■ What you will do ■
Return the whole listing exactly as it stands.

Data entries:

--*--

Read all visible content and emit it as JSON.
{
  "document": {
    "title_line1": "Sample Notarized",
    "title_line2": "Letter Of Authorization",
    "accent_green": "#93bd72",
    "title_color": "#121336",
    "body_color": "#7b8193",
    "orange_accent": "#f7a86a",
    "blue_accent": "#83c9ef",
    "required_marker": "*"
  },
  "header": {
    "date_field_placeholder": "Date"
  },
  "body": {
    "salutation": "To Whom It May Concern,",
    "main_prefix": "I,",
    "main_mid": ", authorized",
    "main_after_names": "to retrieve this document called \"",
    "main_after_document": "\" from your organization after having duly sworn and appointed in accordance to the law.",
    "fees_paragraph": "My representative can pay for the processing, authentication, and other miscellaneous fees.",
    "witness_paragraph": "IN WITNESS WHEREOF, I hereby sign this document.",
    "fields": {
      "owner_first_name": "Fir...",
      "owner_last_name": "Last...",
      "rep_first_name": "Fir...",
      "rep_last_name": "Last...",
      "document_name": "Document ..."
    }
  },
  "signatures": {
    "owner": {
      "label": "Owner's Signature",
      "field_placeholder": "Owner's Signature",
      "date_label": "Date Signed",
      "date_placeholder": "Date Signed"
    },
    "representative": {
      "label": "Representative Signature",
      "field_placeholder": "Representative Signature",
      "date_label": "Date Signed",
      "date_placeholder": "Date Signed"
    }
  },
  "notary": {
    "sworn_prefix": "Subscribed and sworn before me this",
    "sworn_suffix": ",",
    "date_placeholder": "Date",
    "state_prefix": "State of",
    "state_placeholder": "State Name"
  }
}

--*--

■ Reply to the task ■
Read all visible content and emit it as JSON.
{
  "document": {
    "title_line1": "Sample Notarized",
    "title_line2": "Letter Of Authorization",
    "accent_green": "#93bd72",
    "title_color": "#121336",
    "body_color": "#7b8193",
    "orange_accent": "#f7a86a",
    "blue_accent": "#83c9ef",
    "required_marker": "*"
  },
  "header": {
    "date_field_placeholder": "Date"
  },
  "body": {
    "salutation": "To Whom It May Concern,",
    "main_prefix": "I,",
    "main_mid": ", authorized",
    "main_after_names": "to retrieve this document called \"",
    "main_after_document": "\" from your organization after having duly sworn and appointed in accordance to the law.",
    "fees_paragraph": "My representative can pay for the processing, authentication, and other miscellaneous fees.",
    "witness_paragraph": "IN WITNESS WHEREOF, I hereby sign this document.",
    "fields": {
      "owner_first_name": "Fir...",
      "owner_last_name": "Last...",
      "rep_first_name": "Fir...",
      "rep_last_name": "Last...",
      "document_name": "Document ..."
    }
  },
  "signatures": {
    "owner": {
      "label": "Owner's Signature",
      "field_placeholder": "Owner's Signature",
      "date_label": "Date Signed",
      "date_placeholder": "Date Signed"
    },
    "representative": {
      "label": "Representative Signature",
      "field_placeholder": "Representative Signature",
      "date_label": "Date Signed",
      "date_placeholder": "Date Signed"
    }
  },
  "notary": {
    "sworn_prefix": "Subscribed and sworn before me this",
    "sworn_suffix": ",",
    "date_placeholder": "Date",
    "state_prefix": "State of",
    "state_placeholder": "State Name"
  }
}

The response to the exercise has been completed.